━━━━━ Supplied information

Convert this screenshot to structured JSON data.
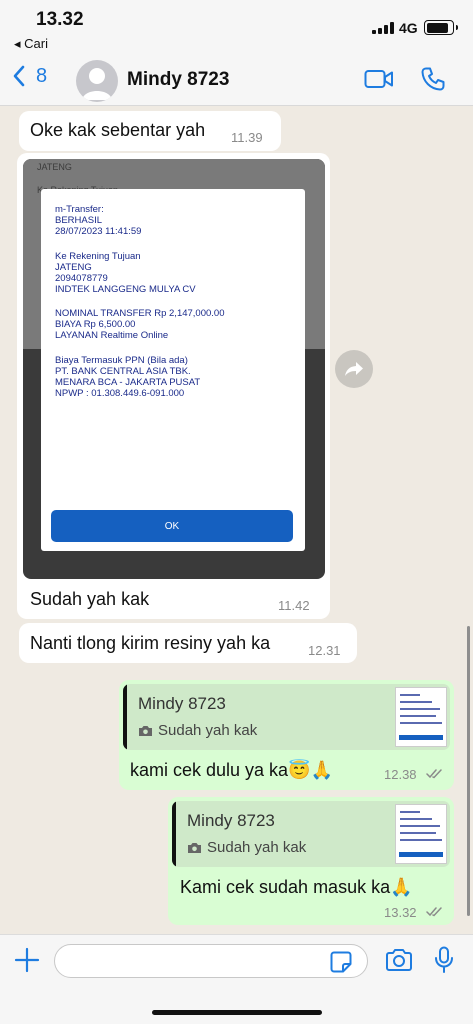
{
  "status_bar": {
    "time": "13.32",
    "back_app": "◂ Cari",
    "network": "4G",
    "battery_level": 0.85
  },
  "header": {
    "back_count": "8",
    "contact_name": "Mindy 8723"
  },
  "messages": [
    {
      "direction": "in",
      "text": "Oke kak sebentar yah",
      "time": "11.39"
    },
    {
      "direction": "in",
      "type": "image",
      "caption": "Sudah yah kak",
      "time": "11.42",
      "image": {
        "background_lines": [
          "JATENG",
          "Ke Rekening Tujuan"
        ],
        "lines": [
          "m-Transfer:",
          "BERHASIL",
          "28/07/2023 11:41:59",
          "Ke Rekening Tujuan",
          "JATENG",
          "2094078779",
          "INDTEK LANGGENG MULYA CV",
          "NOMINAL TRANSFER Rp 2,147,000.00",
          "BIAYA Rp 6,500.00",
          "LAYANAN Realtime Online",
          "Biaya Termasuk PPN (Bila ada)",
          "PT. BANK CENTRAL ASIA TBK.",
          "MENARA BCA - JAKARTA PUSAT",
          "NPWP : 01.308.449.6-091.000"
        ],
        "ok_label": "OK"
      }
    },
    {
      "direction": "in",
      "text": "Nanti tlong kirim resiny yah ka",
      "time": "12.31"
    },
    {
      "direction": "out",
      "reply_to": {
        "name": "Mindy 8723",
        "text": "Sudah yah kak"
      },
      "text": "kami cek dulu ya ka😇🙏",
      "time": "12.38"
    },
    {
      "direction": "out",
      "reply_to": {
        "name": "Mindy 8723",
        "text": "Sudah yah kak"
      },
      "text": "Kami cek sudah masuk ka🙏",
      "time": "13.32"
    }
  ],
  "input": {
    "value": "",
    "placeholder": ""
  },
  "colors": {
    "accent": "#1e7ce0",
    "incoming": "#ffffff",
    "outgoing": "#d9fdd3",
    "background": "#efeae2"
  },
  "icons": [
    "back-chevron-icon",
    "video-call-icon",
    "phone-icon",
    "forward-icon",
    "camera-icon",
    "plus-icon",
    "sticker-icon",
    "microphone-icon",
    "double-check-icon"
  ]
}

━━━━━━━━━━

#### Task requirements
Write the material out again exactly as it appears, dropping the pictures.

#### Written solution
Convert this screenshot to structured JSON data.
{
  "status_bar": {
    "time": "13.32",
    "back_app": "◂ Cari",
    "network": "4G",
    "battery_level": 0.85
  },
  "header": {
    "back_count": "8",
    "contact_name": "Mindy 8723"
  },
  "messages": [
    {
      "direction": "in",
      "text": "Oke kak sebentar yah",
      "time": "11.39"
    },
    {
      "direction": "in",
      "type": "image",
      "caption": "Sudah yah kak",
      "time": "11.42",
      "image": {
        "background_lines": [
          "JATENG",
          "Ke Rekening Tujuan"
        ],
        "lines": [
          "m-Transfer:",
          "BERHASIL",
          "28/07/2023 11:41:59",
          "Ke Rekening Tujuan",
          "JATENG",
          "2094078779",
          "INDTEK LANGGENG MULYA CV",
          "NOMINAL TRANSFER Rp 2,147,000.00",
          "BIAYA Rp 6,500.00",
          "LAYANAN Realtime Online",
          "Biaya Termasuk PPN (Bila ada)",
          "PT. BANK CENTRAL ASIA TBK.",
          "MENARA BCA - JAKARTA PUSAT",
          "NPWP : 01.308.449.6-091.000"
        ],
        "ok_label": "OK"
      }
    },
    {
      "direction": "in",
      "text": "Nanti tlong kirim resiny yah ka",
      "time": "12.31"
    },
    {
      "direction": "out",
      "reply_to": {
        "name": "Mindy 8723",
        "text": "Sudah yah kak"
      },
      "text": "kami cek dulu ya ka😇🙏",
      "time": "12.38"
    },
    {
      "direction": "out",
      "reply_to": {
        "name": "Mindy 8723",
        "text": "Sudah yah kak"
      },
      "text": "Kami cek sudah masuk ka🙏",
      "time": "13.32"
    }
  ],
  "input": {
    "value": "",
    "placeholder": ""
  },
  "colors": {
    "accent": "#1e7ce0",
    "incoming": "#ffffff",
    "outgoing": "#d9fdd3",
    "background": "#efeae2"
  },
  "icons": [
    "back-chevron-icon",
    "video-call-icon",
    "phone-icon",
    "forward-icon",
    "camera-icon",
    "plus-icon",
    "sticker-icon",
    "microphone-icon",
    "double-check-icon"
  ]
}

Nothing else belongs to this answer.